• _PROBLEM REQUIREMENTS_:
Find each line with the string "updates" and copy it.

[Records that describe figures]
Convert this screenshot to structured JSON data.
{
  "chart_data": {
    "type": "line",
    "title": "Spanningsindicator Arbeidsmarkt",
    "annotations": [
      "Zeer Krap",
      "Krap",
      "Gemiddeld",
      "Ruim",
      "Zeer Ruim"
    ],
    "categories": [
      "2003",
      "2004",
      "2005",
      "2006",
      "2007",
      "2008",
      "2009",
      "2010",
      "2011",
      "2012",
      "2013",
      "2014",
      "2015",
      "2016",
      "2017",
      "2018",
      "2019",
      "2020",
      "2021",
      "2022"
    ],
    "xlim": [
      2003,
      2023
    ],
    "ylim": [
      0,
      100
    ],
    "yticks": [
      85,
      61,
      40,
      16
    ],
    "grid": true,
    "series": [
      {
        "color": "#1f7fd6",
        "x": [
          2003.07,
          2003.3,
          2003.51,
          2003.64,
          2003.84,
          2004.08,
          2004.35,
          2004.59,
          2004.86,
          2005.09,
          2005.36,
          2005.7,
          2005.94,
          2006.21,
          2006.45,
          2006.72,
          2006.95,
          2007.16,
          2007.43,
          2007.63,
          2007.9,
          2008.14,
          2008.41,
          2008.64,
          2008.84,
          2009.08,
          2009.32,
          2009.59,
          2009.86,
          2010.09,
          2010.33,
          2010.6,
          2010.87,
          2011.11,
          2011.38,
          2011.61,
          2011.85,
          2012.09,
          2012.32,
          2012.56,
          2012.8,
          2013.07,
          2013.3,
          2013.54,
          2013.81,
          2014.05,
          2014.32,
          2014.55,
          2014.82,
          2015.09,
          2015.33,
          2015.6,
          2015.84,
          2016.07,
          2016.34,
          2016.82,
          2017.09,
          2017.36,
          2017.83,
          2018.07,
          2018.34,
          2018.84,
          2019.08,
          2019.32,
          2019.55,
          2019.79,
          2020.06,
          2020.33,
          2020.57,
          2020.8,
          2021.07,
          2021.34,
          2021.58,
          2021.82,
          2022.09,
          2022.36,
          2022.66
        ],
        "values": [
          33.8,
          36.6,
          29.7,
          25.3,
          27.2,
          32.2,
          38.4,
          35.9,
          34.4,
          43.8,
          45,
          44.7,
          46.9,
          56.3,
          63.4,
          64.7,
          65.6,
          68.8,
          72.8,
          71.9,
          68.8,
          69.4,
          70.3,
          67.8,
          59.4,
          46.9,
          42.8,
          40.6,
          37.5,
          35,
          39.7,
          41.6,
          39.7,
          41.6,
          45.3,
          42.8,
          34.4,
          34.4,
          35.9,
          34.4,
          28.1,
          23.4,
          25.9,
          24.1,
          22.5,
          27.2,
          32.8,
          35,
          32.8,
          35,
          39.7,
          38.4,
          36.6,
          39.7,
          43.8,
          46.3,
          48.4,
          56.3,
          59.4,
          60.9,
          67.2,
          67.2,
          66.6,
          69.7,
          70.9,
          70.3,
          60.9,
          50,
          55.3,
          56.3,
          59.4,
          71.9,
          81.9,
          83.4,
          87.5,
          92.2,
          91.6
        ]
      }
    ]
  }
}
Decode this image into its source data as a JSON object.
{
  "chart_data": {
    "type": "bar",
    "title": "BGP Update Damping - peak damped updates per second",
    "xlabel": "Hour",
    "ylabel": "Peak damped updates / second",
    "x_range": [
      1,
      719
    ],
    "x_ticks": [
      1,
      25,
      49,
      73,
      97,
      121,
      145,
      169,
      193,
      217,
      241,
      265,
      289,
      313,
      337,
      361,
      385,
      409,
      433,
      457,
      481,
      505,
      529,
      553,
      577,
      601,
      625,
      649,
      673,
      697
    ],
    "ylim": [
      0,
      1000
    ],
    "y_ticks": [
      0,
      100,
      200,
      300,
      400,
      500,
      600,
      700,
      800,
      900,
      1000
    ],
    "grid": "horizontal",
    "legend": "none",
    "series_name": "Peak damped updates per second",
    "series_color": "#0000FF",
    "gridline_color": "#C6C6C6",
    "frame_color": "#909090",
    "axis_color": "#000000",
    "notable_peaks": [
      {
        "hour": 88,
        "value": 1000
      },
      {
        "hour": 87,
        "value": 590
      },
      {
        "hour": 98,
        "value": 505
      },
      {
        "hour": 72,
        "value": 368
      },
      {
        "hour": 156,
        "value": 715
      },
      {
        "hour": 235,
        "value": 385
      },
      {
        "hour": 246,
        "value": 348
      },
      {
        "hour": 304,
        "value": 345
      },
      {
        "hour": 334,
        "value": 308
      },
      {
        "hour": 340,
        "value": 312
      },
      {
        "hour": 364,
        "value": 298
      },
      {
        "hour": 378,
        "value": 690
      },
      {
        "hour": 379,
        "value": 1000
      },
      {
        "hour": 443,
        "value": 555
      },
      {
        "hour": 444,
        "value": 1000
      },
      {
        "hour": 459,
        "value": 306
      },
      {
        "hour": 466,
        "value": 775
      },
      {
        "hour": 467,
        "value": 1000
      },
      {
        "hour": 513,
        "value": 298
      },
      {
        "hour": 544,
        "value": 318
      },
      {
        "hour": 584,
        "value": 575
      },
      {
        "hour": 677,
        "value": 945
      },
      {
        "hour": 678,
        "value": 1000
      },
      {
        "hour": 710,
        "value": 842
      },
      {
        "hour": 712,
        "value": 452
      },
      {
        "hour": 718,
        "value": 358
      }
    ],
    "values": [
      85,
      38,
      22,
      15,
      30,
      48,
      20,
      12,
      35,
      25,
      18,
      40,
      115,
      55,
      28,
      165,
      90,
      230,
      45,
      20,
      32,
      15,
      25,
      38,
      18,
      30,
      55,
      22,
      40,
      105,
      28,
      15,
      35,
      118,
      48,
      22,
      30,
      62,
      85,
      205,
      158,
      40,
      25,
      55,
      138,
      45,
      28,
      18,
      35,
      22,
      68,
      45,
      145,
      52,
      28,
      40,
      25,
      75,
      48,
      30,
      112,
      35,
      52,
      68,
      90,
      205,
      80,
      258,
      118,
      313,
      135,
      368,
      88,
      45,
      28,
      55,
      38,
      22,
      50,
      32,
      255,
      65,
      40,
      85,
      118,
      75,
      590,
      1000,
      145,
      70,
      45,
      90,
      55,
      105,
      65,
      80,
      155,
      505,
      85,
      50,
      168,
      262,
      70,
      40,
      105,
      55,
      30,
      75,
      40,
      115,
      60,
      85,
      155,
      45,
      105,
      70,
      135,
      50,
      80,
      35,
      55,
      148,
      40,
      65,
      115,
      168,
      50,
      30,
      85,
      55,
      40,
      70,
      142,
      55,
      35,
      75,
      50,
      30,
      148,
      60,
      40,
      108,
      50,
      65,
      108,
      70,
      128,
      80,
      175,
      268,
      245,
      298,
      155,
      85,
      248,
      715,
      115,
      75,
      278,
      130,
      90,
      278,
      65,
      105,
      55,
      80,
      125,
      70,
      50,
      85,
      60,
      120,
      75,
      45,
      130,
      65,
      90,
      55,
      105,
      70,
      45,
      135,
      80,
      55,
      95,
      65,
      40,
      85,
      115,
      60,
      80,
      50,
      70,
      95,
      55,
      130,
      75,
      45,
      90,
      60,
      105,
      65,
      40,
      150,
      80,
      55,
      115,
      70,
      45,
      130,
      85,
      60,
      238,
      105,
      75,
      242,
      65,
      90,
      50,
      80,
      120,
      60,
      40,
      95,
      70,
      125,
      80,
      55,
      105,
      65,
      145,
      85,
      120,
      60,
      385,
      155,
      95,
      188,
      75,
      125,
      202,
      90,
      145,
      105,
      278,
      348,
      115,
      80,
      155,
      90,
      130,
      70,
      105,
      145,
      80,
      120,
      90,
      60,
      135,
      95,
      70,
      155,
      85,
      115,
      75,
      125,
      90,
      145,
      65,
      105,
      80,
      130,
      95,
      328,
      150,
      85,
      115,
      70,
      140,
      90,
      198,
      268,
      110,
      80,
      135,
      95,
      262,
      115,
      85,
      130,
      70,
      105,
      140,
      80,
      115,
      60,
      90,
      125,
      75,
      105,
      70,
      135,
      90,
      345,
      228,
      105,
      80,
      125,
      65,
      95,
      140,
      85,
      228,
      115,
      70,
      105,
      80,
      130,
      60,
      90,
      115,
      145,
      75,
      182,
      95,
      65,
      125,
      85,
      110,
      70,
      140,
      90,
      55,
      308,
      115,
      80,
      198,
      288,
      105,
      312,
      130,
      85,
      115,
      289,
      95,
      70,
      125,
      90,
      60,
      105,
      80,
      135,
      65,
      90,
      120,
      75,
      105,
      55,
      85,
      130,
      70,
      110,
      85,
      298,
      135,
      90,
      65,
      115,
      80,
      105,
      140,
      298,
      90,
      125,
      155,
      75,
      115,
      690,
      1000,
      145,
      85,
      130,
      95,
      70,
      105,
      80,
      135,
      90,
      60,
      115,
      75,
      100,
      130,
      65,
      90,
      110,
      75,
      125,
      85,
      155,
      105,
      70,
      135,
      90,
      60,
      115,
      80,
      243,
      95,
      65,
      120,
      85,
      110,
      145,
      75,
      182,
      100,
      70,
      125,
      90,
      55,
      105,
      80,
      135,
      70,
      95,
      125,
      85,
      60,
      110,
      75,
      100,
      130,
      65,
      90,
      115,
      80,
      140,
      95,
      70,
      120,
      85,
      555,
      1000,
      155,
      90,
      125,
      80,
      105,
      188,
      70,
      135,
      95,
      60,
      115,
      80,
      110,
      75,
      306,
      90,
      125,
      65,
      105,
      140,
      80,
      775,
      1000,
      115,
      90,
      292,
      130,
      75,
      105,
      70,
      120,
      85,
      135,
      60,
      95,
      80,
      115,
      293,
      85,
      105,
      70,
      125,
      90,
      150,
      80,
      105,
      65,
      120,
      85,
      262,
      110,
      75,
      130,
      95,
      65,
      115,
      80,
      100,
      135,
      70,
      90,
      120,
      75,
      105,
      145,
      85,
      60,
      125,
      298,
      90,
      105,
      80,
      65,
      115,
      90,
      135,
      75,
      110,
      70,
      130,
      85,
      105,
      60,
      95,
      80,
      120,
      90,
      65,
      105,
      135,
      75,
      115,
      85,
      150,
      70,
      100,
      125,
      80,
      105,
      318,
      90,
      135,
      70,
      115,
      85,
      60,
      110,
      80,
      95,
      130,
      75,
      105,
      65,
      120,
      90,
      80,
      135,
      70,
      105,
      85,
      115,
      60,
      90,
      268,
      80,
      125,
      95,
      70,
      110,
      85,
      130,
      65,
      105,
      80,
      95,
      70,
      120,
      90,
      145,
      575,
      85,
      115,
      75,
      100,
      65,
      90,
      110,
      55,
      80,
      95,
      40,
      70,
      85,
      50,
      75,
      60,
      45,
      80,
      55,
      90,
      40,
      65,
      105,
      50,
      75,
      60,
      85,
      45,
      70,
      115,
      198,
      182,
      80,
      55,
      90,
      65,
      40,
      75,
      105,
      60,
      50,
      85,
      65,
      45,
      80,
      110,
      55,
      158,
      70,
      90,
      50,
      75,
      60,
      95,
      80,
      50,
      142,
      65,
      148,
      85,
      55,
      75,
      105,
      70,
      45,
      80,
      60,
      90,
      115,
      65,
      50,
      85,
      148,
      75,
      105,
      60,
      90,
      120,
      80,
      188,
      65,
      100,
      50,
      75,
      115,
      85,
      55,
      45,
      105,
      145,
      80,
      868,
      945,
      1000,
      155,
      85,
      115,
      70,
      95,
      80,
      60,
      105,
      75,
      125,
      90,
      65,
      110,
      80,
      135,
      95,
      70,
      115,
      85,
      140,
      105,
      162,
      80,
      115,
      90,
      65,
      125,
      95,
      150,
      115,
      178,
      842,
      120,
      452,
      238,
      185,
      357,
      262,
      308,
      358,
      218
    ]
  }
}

• _ANSWER TO THIS PROBLEM_:
    "title": "BGP Update Damping - peak damped updates per second",
    "ylabel": "Peak damped updates / second",
    "series_name": "Peak damped updates per second",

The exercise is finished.